**Instructions to follow:** What follows is a set of records; repeat all of them exactly.

⁂

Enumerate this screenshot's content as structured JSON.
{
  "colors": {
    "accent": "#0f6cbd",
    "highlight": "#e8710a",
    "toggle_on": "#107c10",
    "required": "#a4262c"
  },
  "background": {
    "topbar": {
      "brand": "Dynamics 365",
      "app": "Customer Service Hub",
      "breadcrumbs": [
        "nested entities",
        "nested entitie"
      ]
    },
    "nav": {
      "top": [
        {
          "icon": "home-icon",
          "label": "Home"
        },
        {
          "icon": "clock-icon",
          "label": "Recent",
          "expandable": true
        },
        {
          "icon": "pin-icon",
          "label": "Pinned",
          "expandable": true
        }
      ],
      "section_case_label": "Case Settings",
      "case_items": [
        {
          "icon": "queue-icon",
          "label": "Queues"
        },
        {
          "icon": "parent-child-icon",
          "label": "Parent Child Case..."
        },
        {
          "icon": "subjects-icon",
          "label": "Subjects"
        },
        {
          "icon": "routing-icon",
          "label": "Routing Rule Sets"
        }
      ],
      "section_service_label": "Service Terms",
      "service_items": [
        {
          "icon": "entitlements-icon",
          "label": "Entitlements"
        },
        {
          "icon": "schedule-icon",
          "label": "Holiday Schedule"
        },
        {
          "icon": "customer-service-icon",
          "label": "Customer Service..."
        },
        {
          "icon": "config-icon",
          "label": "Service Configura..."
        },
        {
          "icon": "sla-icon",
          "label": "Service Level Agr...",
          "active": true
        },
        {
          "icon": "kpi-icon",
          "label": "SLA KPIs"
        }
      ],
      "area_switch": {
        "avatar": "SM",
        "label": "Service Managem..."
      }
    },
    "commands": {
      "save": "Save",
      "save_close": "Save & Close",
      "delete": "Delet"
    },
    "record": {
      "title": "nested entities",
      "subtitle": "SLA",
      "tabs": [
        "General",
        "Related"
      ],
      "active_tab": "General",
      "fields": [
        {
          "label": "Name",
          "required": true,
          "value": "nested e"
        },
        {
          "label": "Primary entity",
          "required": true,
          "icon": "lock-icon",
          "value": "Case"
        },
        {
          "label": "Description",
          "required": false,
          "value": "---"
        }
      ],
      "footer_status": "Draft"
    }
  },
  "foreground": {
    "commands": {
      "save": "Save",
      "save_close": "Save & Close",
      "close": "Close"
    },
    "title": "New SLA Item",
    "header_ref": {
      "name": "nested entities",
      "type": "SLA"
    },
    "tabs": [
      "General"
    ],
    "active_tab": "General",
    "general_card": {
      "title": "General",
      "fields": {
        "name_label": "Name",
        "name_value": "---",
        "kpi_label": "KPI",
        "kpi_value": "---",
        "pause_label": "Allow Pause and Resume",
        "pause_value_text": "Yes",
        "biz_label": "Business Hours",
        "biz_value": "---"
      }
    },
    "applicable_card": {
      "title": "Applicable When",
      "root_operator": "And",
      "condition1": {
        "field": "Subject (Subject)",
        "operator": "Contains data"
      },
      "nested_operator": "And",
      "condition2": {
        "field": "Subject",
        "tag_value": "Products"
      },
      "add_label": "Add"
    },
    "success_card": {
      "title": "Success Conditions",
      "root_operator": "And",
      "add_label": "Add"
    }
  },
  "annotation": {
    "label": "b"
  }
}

⁂

**Exercise answer:**
Enumerate this screenshot's content as structured JSON.
{
  "colors": {
    "accent": "#0f6cbd",
    "highlight": "#e8710a",
    "toggle_on": "#107c10",
    "required": "#a4262c"
  },
  "background": {
    "topbar": {
      "brand": "Dynamics 365",
      "app": "Customer Service Hub",
      "breadcrumbs": [
        "nested entities",
        "nested entitie"
      ]
    },
    "nav": {
      "top": [
        {
          "icon": "home-icon",
          "label": "Home"
        },
        {
          "icon": "clock-icon",
          "label": "Recent",
          "expandable": true
        },
        {
          "icon": "pin-icon",
          "label": "Pinned",
          "expandable": true
        }
      ],
      "section_case_label": "Case Settings",
      "case_items": [
        {
          "icon": "queue-icon",
          "label": "Queues"
        },
        {
          "icon": "parent-child-icon",
          "label": "Parent Child Case..."
        },
        {
          "icon": "subjects-icon",
          "label": "Subjects"
        },
        {
          "icon": "routing-icon",
          "label": "Routing Rule Sets"
        }
      ],
      "section_service_label": "Service Terms",
      "service_items": [
        {
          "icon": "entitlements-icon",
          "label": "Entitlements"
        },
        {
          "icon": "schedule-icon",
          "label": "Holiday Schedule"
        },
        {
          "icon": "customer-service-icon",
          "label": "Customer Service..."
        },
        {
          "icon": "config-icon",
          "label": "Service Configura..."
        },
        {
          "icon": "sla-icon",
          "label": "Service Level Agr...",
          "active": true
        },
        {
          "icon": "kpi-icon",
          "label": "SLA KPIs"
        }
      ],
      "area_switch": {
        "avatar": "SM",
        "label": "Service Managem..."
      }
    },
    "commands": {
      "save": "Save",
      "save_close": "Save & Close",
      "delete": "Delet"
    },
    "record": {
      "title": "nested entities",
      "subtitle": "SLA",
      "tabs": [
        "General",
        "Related"
      ],
      "active_tab": "General",
      "fields": [
        {
          "label": "Name",
          "required": true,
          "value": "nested e"
        },
        {
          "label": "Primary entity",
          "required": true,
          "icon": "lock-icon",
          "value": "Case"
        },
        {
          "label": "Description",
          "required": false,
          "value": "---"
        }
      ],
      "footer_status": "Draft"
    }
  },
  "foreground": {
    "commands": {
      "save": "Save",
      "save_close": "Save & Close",
      "close": "Close"
    },
    "title": "New SLA Item",
    "header_ref": {
      "name": "nested entities",
      "type": "SLA"
    },
    "tabs": [
      "General"
    ],
    "active_tab": "General",
    "general_card": {
      "title": "General",
      "fields": {
        "name_label": "Name",
        "name_value": "---",
        "kpi_label": "KPI",
        "kpi_value": "---",
        "pause_label": "Allow Pause and Resume",
        "pause_value_text": "Yes",
        "biz_label": "Business Hours",
        "biz_value": "---"
      }
    },
    "applicable_card": {
      "title": "Applicable When",
      "root_operator": "And",
      "condition1": {
        "field": "Subject (Subject)",
        "operator": "Contains data"
      },
      "nested_operator": "And",
      "condition2": {
        "field": "Subject",
        "tag_value": "Products"
      },
      "add_label": "Add"
    },
    "success_card": {
      "title": "Success Conditions",
      "root_operator": "And",
      "add_label": "Add"
    }
  },
  "annotation": {
    "label": "b"
  }
}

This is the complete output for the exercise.